→ **Your instructions**
Leaving out all pictures, transcribe exactly the lines between the line with "Read this page and output its text content." and the last line of the records below, both included.

→ **Provided records**
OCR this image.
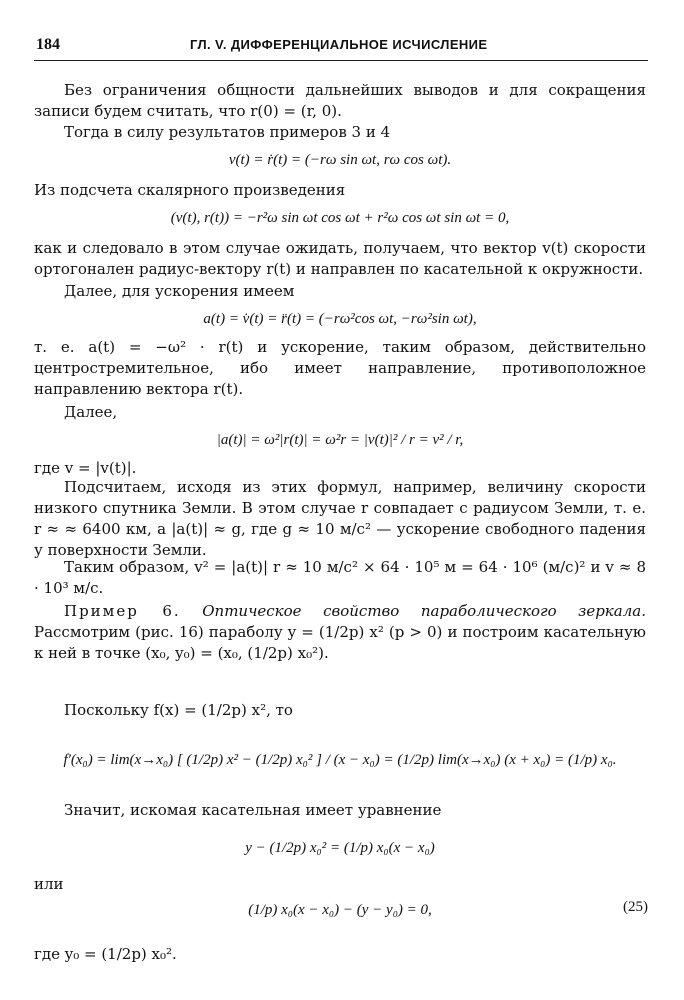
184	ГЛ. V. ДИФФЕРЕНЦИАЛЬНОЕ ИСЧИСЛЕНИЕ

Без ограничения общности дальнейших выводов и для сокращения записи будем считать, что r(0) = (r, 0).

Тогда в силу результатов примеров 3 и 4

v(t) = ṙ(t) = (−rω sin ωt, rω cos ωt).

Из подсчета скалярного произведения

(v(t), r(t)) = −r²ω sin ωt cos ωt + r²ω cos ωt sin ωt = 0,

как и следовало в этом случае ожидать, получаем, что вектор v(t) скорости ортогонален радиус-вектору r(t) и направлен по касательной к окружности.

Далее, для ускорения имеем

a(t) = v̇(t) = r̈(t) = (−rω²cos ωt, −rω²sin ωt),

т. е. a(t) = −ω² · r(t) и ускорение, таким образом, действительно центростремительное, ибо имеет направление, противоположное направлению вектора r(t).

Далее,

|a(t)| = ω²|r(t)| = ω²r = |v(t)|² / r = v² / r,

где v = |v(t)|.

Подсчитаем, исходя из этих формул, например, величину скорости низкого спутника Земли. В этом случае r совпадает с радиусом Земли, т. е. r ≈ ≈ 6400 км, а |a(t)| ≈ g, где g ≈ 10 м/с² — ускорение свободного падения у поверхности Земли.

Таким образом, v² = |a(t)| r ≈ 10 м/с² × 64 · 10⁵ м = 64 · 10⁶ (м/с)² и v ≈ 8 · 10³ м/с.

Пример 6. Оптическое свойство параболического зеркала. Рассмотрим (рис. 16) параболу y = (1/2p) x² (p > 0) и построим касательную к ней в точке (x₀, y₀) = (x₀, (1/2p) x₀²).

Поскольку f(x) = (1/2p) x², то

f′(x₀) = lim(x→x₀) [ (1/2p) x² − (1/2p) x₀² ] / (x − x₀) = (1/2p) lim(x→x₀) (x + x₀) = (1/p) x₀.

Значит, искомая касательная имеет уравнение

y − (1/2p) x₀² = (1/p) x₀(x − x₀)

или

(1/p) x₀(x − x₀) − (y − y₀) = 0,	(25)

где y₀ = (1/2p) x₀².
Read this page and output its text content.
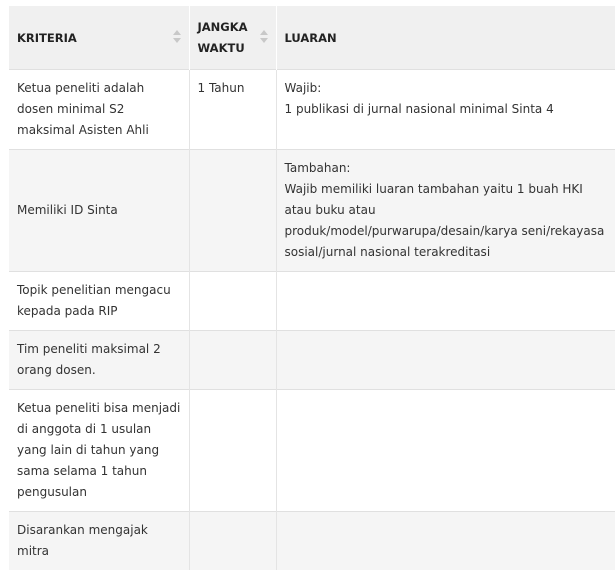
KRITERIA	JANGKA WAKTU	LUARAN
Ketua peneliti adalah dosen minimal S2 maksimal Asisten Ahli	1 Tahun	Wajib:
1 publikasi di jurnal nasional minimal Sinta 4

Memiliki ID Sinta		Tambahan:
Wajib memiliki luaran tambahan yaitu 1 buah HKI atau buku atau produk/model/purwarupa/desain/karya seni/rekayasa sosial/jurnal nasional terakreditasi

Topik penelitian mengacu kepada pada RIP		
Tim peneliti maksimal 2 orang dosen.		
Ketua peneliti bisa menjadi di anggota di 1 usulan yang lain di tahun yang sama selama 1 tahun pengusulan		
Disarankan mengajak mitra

→ **Output below**
Read this page and output its text content.
KRITERIA	JANGKA WAKTU	LUARAN
Ketua peneliti adalah dosen minimal S2 maksimal Asisten Ahli	1 Tahun	Wajib:
1 publikasi di jurnal nasional minimal Sinta 4

Memiliki ID Sinta		Tambahan:
Wajib memiliki luaran tambahan yaitu 1 buah HKI atau buku atau produk/model/purwarupa/desain/karya seni/rekayasa sosial/jurnal nasional terakreditasi

Topik penelitian mengacu kepada pada RIP		
Tim peneliti maksimal 2 orang dosen.		
Ketua peneliti bisa menjadi di anggota di 1 usulan yang lain di tahun yang sama selama 1 tahun pengusulan		
Disarankan mengajak mitra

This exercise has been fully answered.